** begin STORED DATA **
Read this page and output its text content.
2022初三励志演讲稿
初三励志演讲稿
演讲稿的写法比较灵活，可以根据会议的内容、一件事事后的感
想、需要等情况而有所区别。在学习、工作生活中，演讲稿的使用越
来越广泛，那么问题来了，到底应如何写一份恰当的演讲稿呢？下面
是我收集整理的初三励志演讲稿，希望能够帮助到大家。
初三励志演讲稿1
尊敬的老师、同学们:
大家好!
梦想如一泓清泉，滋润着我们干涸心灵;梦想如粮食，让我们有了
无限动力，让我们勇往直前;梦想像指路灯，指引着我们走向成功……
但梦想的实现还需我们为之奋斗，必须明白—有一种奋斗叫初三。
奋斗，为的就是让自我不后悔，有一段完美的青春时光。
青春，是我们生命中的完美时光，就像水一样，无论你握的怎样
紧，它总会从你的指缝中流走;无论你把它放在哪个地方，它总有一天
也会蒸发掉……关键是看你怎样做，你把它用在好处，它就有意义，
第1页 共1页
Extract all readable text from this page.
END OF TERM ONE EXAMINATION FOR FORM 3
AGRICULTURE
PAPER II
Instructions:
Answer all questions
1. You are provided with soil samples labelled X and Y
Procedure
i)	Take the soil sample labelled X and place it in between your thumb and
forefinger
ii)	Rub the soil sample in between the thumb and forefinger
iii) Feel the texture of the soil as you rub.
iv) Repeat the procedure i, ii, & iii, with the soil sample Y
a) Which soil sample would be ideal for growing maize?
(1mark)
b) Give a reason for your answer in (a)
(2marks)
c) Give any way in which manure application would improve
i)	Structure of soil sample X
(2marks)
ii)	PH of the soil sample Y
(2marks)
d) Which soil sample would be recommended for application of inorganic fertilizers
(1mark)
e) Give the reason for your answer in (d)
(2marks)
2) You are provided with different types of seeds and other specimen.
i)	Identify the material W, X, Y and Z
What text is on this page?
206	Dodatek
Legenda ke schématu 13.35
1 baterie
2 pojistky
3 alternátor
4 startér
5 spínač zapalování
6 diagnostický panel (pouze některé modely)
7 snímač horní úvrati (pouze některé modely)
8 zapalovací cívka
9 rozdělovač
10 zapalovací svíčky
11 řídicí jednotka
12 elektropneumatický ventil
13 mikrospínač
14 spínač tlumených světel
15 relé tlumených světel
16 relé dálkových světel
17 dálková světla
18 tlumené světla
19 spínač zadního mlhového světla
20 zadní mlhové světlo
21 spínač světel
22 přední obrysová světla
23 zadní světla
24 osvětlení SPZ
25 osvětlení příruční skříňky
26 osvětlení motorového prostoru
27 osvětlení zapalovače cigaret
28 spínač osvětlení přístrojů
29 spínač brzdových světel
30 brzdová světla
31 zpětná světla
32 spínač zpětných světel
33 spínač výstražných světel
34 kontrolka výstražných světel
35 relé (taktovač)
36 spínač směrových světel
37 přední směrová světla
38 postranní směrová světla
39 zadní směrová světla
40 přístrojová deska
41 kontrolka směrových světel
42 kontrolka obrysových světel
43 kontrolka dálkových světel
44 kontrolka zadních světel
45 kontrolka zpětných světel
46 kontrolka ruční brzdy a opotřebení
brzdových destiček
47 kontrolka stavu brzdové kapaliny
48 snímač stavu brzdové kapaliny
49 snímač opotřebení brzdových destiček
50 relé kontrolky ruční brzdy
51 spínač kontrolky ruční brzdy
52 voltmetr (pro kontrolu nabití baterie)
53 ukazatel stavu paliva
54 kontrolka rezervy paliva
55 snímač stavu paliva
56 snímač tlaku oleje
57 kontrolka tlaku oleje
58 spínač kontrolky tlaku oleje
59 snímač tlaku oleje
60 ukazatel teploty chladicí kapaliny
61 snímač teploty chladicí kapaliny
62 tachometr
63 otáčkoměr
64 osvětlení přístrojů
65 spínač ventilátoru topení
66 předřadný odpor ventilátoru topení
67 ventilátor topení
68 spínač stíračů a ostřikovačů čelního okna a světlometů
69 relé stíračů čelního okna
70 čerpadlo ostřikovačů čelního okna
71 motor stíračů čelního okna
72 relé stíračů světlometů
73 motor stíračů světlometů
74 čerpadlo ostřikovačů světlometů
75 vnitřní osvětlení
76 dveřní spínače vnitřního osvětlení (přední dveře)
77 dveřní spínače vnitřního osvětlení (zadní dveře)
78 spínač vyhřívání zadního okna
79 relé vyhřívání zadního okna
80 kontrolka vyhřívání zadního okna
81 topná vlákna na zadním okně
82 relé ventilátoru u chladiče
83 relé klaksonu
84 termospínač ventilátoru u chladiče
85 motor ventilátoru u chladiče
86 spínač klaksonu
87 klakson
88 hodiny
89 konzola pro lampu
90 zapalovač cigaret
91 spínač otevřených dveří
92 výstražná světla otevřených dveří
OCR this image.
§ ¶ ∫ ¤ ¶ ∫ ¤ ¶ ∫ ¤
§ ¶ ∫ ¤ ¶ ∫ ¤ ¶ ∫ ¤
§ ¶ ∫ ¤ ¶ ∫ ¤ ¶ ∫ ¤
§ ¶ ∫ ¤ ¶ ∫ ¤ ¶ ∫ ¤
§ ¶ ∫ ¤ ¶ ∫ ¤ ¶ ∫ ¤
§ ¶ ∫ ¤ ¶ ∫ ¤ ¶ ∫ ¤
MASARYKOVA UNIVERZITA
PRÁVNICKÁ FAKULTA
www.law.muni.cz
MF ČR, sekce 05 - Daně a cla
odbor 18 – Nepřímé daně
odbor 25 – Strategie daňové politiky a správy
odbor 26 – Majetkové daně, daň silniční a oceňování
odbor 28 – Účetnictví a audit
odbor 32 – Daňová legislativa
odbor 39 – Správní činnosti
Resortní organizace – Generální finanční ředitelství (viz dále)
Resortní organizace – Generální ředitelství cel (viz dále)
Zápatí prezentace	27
** end STORED DATA **
◆ **PROBLEM TO SOLVE**: Write out the listing once more, matching it exactly.

◆ **ANSWER FOR THE TASK**:
Read this page and output its text content.
2022初三励志演讲稿
初三励志演讲稿
演讲稿的写法比较灵活，可以根据会议的内容、一件事事后的感
想、需要等情况而有所区别。在学习、工作生活中，演讲稿的使用越
来越广泛，那么问题来了，到底应如何写一份恰当的演讲稿呢？下面
是我收集整理的初三励志演讲稿，希望能够帮助到大家。
初三励志演讲稿1
尊敬的老师、同学们:
大家好!
梦想如一泓清泉，滋润着我们干涸心灵;梦想如粮食，让我们有了
无限动力，让我们勇往直前;梦想像指路灯，指引着我们走向成功……
但梦想的实现还需我们为之奋斗，必须明白—有一种奋斗叫初三。
奋斗，为的就是让自我不后悔，有一段完美的青春时光。
青春，是我们生命中的完美时光，就像水一样，无论你握的怎样
紧，它总会从你的指缝中流走;无论你把它放在哪个地方，它总有一天
也会蒸发掉……关键是看你怎样做，你把它用在好处，它就有意义，
第1页 共1页
Extract all readable text from this page.
END OF TERM ONE EXAMINATION FOR FORM 3
AGRICULTURE
PAPER II
Instructions:
Answer all questions
1. You are provided with soil samples labelled X and Y
Procedure
i)	Take the soil sample labelled X and place it in between your thumb and
forefinger
ii)	Rub the soil sample in between the thumb and forefinger
iii) Feel the texture of the soil as you rub.
iv) Repeat the procedure i, ii, & iii, with the soil sample Y
a) Which soil sample would be ideal for growing maize?
(1mark)
b) Give a reason for your answer in (a)
(2marks)
c) Give any way in which manure application would improve
i)	Structure of soil sample X
(2marks)
ii)	PH of the soil sample Y
(2marks)
d) Which soil sample would be recommended for application of inorganic fertilizers
(1mark)
e) Give the reason for your answer in (d)
(2marks)
2) You are provided with different types of seeds and other specimen.
i)	Identify the material W, X, Y and Z
What text is on this page?
206	Dodatek
Legenda ke schématu 13.35
1 baterie
2 pojistky
3 alternátor
4 startér
5 spínač zapalování
6 diagnostický panel (pouze některé modely)
7 snímač horní úvrati (pouze některé modely)
8 zapalovací cívka
9 rozdělovač
10 zapalovací svíčky
11 řídicí jednotka
12 elektropneumatický ventil
13 mikrospínač
14 spínač tlumených světel
15 relé tlumených světel
16 relé dálkových světel
17 dálková světla
18 tlumené světla
19 spínač zadního mlhového světla
20 zadní mlhové světlo
21 spínač světel
22 přední obrysová světla
23 zadní světla
24 osvětlení SPZ
25 osvětlení příruční skříňky
26 osvětlení motorového prostoru
27 osvětlení zapalovače cigaret
28 spínač osvětlení přístrojů
29 spínač brzdových světel
30 brzdová světla
31 zpětná světla
32 spínač zpětných světel
33 spínač výstražných světel
34 kontrolka výstražných světel
35 relé (taktovač)
36 spínač směrových světel
37 přední směrová světla
38 postranní směrová světla
39 zadní směrová světla
40 přístrojová deska
41 kontrolka směrových světel
42 kontrolka obrysových světel
43 kontrolka dálkových světel
44 kontrolka zadních světel
45 kontrolka zpětných světel
46 kontrolka ruční brzdy a opotřebení
brzdových destiček
47 kontrolka stavu brzdové kapaliny
48 snímač stavu brzdové kapaliny
49 snímač opotřebení brzdových destiček
50 relé kontrolky ruční brzdy
51 spínač kontrolky ruční brzdy
52 voltmetr (pro kontrolu nabití baterie)
53 ukazatel stavu paliva
54 kontrolka rezervy paliva
55 snímač stavu paliva
56 snímač tlaku oleje
57 kontrolka tlaku oleje
58 spínač kontrolky tlaku oleje
59 snímač tlaku oleje
60 ukazatel teploty chladicí kapaliny
61 snímač teploty chladicí kapaliny
62 tachometr
63 otáčkoměr
64 osvětlení přístrojů
65 spínač ventilátoru topení
66 předřadný odpor ventilátoru topení
67 ventilátor topení
68 spínač stíračů a ostřikovačů čelního okna a světlometů
69 relé stíračů čelního okna
70 čerpadlo ostřikovačů čelního okna
71 motor stíračů čelního okna
72 relé stíračů světlometů
73 motor stíračů světlometů
74 čerpadlo ostřikovačů světlometů
75 vnitřní osvětlení
76 dveřní spínače vnitřního osvětlení (přední dveře)
77 dveřní spínače vnitřního osvětlení (zadní dveře)
78 spínač vyhřívání zadního okna
79 relé vyhřívání zadního okna
80 kontrolka vyhřívání zadního okna
81 topná vlákna na zadním okně
82 relé ventilátoru u chladiče
83 relé klaksonu
84 termospínač ventilátoru u chladiče
85 motor ventilátoru u chladiče
86 spínač klaksonu
87 klakson
88 hodiny
89 konzola pro lampu
90 zapalovač cigaret
91 spínač otevřených dveří
92 výstražná světla otevřených dveří
OCR this image.
§ ¶ ∫ ¤ ¶ ∫ ¤ ¶ ∫ ¤
§ ¶ ∫ ¤ ¶ ∫ ¤ ¶ ∫ ¤
§ ¶ ∫ ¤ ¶ ∫ ¤ ¶ ∫ ¤
§ ¶ ∫ ¤ ¶ ∫ ¤ ¶ ∫ ¤
§ ¶ ∫ ¤ ¶ ∫ ¤ ¶ ∫ ¤
§ ¶ ∫ ¤ ¶ ∫ ¤ ¶ ∫ ¤
MASARYKOVA UNIVERZITA
PRÁVNICKÁ FAKULTA
www.law.muni.cz
MF ČR, sekce 05 - Daně a cla
odbor 18 – Nepřímé daně
odbor 25 – Strategie daňové politiky a správy
odbor 26 – Majetkové daně, daň silniční a oceňování
odbor 28 – Účetnictví a audit
odbor 32 – Daňová legislativa
odbor 39 – Správní činnosti
Resortní organizace – Generální finanční ředitelství (viz dále)
Resortní organizace – Generální ředitelství cel (viz dále)
Zápatí prezentace	27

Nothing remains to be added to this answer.